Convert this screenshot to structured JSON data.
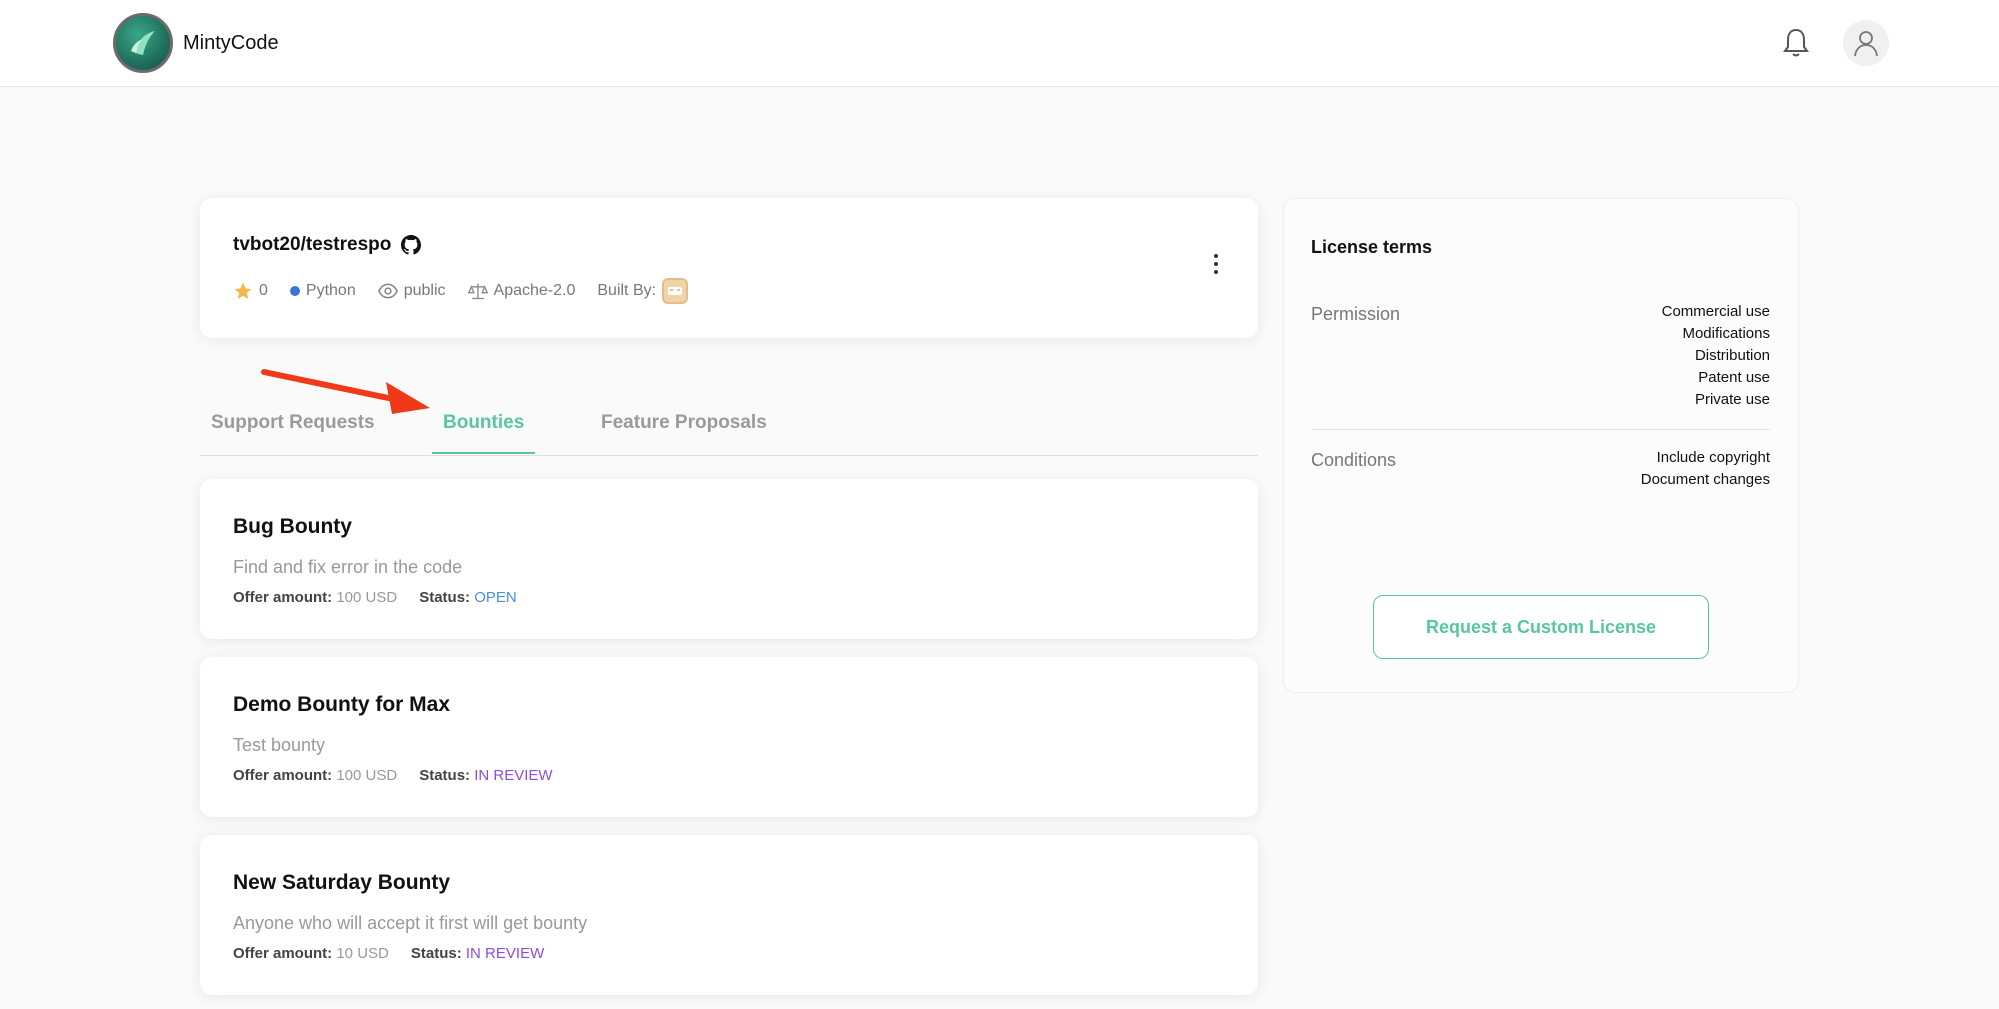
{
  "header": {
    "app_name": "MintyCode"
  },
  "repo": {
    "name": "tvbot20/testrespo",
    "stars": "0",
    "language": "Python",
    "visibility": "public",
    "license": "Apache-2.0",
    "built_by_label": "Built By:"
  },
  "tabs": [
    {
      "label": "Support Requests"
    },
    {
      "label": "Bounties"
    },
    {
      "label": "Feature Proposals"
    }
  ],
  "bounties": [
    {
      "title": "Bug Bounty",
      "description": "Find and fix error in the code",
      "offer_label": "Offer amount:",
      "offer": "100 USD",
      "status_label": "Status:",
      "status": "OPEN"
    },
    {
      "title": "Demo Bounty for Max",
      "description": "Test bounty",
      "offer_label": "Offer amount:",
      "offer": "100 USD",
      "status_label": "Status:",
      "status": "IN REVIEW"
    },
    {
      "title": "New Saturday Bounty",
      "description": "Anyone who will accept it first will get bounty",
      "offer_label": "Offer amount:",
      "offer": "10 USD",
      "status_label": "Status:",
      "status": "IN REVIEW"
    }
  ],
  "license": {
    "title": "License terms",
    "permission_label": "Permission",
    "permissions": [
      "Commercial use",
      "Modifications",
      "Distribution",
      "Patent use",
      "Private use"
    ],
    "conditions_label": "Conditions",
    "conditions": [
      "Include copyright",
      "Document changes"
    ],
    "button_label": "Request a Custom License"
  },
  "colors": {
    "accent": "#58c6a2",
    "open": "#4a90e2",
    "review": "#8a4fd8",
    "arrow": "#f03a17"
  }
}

================================

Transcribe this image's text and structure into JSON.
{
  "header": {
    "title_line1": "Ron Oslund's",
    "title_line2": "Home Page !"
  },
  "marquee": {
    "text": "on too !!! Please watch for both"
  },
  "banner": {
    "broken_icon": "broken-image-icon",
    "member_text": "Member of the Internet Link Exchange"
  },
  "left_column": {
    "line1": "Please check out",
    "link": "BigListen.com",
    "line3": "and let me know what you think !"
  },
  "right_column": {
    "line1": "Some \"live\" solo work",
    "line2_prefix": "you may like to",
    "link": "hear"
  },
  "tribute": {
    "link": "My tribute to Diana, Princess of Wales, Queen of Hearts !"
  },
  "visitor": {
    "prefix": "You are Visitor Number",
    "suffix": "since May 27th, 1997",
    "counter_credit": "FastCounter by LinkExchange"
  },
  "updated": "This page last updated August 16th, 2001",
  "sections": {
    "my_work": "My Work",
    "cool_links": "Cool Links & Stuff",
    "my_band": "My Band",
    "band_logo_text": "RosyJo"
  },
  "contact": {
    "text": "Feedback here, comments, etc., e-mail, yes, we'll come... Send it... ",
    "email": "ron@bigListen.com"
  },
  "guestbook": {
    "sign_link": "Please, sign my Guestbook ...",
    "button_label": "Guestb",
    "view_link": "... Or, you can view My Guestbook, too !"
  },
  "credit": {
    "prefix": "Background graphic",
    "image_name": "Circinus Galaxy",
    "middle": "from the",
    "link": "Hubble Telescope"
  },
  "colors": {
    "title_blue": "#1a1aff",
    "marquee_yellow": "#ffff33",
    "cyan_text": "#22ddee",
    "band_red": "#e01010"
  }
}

================================

# Written exercise
Scan the material above. Extract every line in which the word "tribute" occurs.

# Answer for the task
  "tribute": {
    "link": "My tribute to Diana, Princess of Wales, Queen of Hearts !"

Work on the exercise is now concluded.